--- begin Stored data ---

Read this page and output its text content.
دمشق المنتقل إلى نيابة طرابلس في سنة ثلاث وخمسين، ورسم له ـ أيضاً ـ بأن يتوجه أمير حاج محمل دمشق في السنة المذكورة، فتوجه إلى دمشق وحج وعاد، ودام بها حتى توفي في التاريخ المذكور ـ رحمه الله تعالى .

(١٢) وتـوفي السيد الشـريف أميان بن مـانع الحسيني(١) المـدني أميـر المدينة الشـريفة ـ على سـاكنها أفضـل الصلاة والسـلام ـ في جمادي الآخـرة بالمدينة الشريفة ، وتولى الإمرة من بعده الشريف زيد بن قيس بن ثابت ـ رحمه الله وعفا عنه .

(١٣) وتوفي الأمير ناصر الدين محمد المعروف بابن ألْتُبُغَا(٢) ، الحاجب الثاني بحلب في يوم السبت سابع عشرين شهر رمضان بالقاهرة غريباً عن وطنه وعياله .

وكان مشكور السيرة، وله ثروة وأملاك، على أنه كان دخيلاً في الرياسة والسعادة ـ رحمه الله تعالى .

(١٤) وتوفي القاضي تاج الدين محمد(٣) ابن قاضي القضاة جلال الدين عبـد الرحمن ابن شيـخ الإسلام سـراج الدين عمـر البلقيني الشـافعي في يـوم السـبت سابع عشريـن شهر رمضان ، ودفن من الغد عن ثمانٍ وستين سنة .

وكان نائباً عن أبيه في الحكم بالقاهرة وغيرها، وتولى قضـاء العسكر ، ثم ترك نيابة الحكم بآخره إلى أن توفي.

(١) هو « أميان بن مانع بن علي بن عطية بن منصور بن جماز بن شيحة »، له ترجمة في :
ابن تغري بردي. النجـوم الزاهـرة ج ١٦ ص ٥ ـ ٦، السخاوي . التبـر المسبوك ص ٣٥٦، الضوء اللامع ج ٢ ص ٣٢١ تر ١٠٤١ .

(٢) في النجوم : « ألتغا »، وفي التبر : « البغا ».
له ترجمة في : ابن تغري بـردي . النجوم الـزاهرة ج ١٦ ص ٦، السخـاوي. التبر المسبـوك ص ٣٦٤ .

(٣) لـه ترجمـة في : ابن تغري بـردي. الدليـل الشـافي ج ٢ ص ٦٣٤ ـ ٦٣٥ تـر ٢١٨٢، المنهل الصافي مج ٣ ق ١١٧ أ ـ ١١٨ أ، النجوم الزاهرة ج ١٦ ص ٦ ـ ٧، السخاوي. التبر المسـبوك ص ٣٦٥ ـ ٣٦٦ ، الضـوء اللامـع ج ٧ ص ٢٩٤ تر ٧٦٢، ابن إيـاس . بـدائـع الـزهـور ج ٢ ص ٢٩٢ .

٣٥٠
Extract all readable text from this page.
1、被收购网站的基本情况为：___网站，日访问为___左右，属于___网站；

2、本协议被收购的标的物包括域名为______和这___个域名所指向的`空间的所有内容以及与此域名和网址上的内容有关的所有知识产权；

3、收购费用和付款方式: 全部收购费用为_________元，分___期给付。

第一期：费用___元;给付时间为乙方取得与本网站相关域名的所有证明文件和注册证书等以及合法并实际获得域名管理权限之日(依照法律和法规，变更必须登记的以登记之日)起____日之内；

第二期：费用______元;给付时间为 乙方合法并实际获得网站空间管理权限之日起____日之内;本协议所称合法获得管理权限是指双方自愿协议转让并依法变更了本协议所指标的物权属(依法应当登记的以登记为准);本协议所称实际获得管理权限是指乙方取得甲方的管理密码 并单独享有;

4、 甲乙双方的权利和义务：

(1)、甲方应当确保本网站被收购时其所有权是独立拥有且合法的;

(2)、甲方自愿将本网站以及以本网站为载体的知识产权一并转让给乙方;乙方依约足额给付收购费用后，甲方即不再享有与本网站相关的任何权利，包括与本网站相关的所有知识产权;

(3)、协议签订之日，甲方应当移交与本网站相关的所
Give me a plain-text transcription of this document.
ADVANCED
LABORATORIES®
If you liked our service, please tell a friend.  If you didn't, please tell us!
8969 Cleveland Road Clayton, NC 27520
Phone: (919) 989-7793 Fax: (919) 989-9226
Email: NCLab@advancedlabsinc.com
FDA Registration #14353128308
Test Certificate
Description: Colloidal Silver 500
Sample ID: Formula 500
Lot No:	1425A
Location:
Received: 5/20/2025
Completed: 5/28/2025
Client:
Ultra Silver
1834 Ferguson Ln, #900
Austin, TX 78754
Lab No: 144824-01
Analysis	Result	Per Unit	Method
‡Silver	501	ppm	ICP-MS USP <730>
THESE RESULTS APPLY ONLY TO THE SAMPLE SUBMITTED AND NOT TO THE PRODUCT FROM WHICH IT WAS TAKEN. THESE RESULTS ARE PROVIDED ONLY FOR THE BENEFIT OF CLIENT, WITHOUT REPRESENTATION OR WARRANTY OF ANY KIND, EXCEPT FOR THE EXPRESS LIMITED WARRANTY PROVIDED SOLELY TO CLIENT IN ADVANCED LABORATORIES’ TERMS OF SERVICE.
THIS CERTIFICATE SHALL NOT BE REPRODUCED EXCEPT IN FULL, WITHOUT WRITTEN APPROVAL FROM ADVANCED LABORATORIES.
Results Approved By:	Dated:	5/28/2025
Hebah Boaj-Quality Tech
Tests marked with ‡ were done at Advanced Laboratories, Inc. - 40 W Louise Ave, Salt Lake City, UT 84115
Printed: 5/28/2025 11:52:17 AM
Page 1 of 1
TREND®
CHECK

--- end Stored data ---

## Exercise prompt
Reproduce each entry exactly, leaving out nothing.

## Full solution
Read this page and output its text content.
دمشق المنتقل إلى نيابة طرابلس في سنة ثلاث وخمسين، ورسم له ـ أيضاً ـ بأن يتوجه أمير حاج محمل دمشق في السنة المذكورة، فتوجه إلى دمشق وحج وعاد، ودام بها حتى توفي في التاريخ المذكور ـ رحمه الله تعالى .

(١٢) وتـوفي السيد الشـريف أميان بن مـانع الحسيني(١) المـدني أميـر المدينة الشـريفة ـ على سـاكنها أفضـل الصلاة والسـلام ـ في جمادي الآخـرة بالمدينة الشريفة ، وتولى الإمرة من بعده الشريف زيد بن قيس بن ثابت ـ رحمه الله وعفا عنه .

(١٣) وتوفي الأمير ناصر الدين محمد المعروف بابن ألْتُبُغَا(٢) ، الحاجب الثاني بحلب في يوم السبت سابع عشرين شهر رمضان بالقاهرة غريباً عن وطنه وعياله .

وكان مشكور السيرة، وله ثروة وأملاك، على أنه كان دخيلاً في الرياسة والسعادة ـ رحمه الله تعالى .

(١٤) وتوفي القاضي تاج الدين محمد(٣) ابن قاضي القضاة جلال الدين عبـد الرحمن ابن شيـخ الإسلام سـراج الدين عمـر البلقيني الشـافعي في يـوم السـبت سابع عشريـن شهر رمضان ، ودفن من الغد عن ثمانٍ وستين سنة .

وكان نائباً عن أبيه في الحكم بالقاهرة وغيرها، وتولى قضـاء العسكر ، ثم ترك نيابة الحكم بآخره إلى أن توفي.

(١) هو « أميان بن مانع بن علي بن عطية بن منصور بن جماز بن شيحة »، له ترجمة في :
ابن تغري بردي. النجـوم الزاهـرة ج ١٦ ص ٥ ـ ٦، السخاوي . التبـر المسبوك ص ٣٥٦، الضوء اللامع ج ٢ ص ٣٢١ تر ١٠٤١ .

(٢) في النجوم : « ألتغا »، وفي التبر : « البغا ».
له ترجمة في : ابن تغري بـردي . النجوم الـزاهرة ج ١٦ ص ٦، السخـاوي. التبر المسبـوك ص ٣٦٤ .

(٣) لـه ترجمـة في : ابن تغري بـردي. الدليـل الشـافي ج ٢ ص ٦٣٤ ـ ٦٣٥ تـر ٢١٨٢، المنهل الصافي مج ٣ ق ١١٧ أ ـ ١١٨ أ، النجوم الزاهرة ج ١٦ ص ٦ ـ ٧، السخاوي. التبر المسـبوك ص ٣٦٥ ـ ٣٦٦ ، الضـوء اللامـع ج ٧ ص ٢٩٤ تر ٧٦٢، ابن إيـاس . بـدائـع الـزهـور ج ٢ ص ٢٩٢ .

٣٥٠
Extract all readable text from this page.
1、被收购网站的基本情况为：___网站，日访问为___左右，属于___网站；

2、本协议被收购的标的物包括域名为______和这___个域名所指向的`空间的所有内容以及与此域名和网址上的内容有关的所有知识产权；

3、收购费用和付款方式: 全部收购费用为_________元，分___期给付。

第一期：费用___元;给付时间为乙方取得与本网站相关域名的所有证明文件和注册证书等以及合法并实际获得域名管理权限之日(依照法律和法规，变更必须登记的以登记之日)起____日之内；

第二期：费用______元;给付时间为 乙方合法并实际获得网站空间管理权限之日起____日之内;本协议所称合法获得管理权限是指双方自愿协议转让并依法变更了本协议所指标的物权属(依法应当登记的以登记为准);本协议所称实际获得管理权限是指乙方取得甲方的管理密码 并单独享有;

4、 甲乙双方的权利和义务：

(1)、甲方应当确保本网站被收购时其所有权是独立拥有且合法的;

(2)、甲方自愿将本网站以及以本网站为载体的知识产权一并转让给乙方;乙方依约足额给付收购费用后，甲方即不再享有与本网站相关的任何权利，包括与本网站相关的所有知识产权;

(3)、协议签订之日，甲方应当移交与本网站相关的所
Give me a plain-text transcription of this document.
ADVANCED
LABORATORIES®
If you liked our service, please tell a friend.  If you didn't, please tell us!
8969 Cleveland Road Clayton, NC 27520
Phone: (919) 989-7793 Fax: (919) 989-9226
Email: NCLab@advancedlabsinc.com
FDA Registration #14353128308
Test Certificate
Description: Colloidal Silver 500
Sample ID: Formula 500
Lot No:	1425A
Location:
Received: 5/20/2025
Completed: 5/28/2025
Client:
Ultra Silver
1834 Ferguson Ln, #900
Austin, TX 78754
Lab No: 144824-01
Analysis	Result	Per Unit	Method
‡Silver	501	ppm	ICP-MS USP <730>
THESE RESULTS APPLY ONLY TO THE SAMPLE SUBMITTED AND NOT TO THE PRODUCT FROM WHICH IT WAS TAKEN. THESE RESULTS ARE PROVIDED ONLY FOR THE BENEFIT OF CLIENT, WITHOUT REPRESENTATION OR WARRANTY OF ANY KIND, EXCEPT FOR THE EXPRESS LIMITED WARRANTY PROVIDED SOLELY TO CLIENT IN ADVANCED LABORATORIES’ TERMS OF SERVICE.
THIS CERTIFICATE SHALL NOT BE REPRODUCED EXCEPT IN FULL, WITHOUT WRITTEN APPROVAL FROM ADVANCED LABORATORIES.
Results Approved By:	Dated:	5/28/2025
Hebah Boaj-Quality Tech
Tests marked with ‡ were done at Advanced Laboratories, Inc. - 40 W Louise Ave, Salt Lake City, UT 84115
Printed: 5/28/2025 11:52:17 AM
Page 1 of 1
TREND®
CHECK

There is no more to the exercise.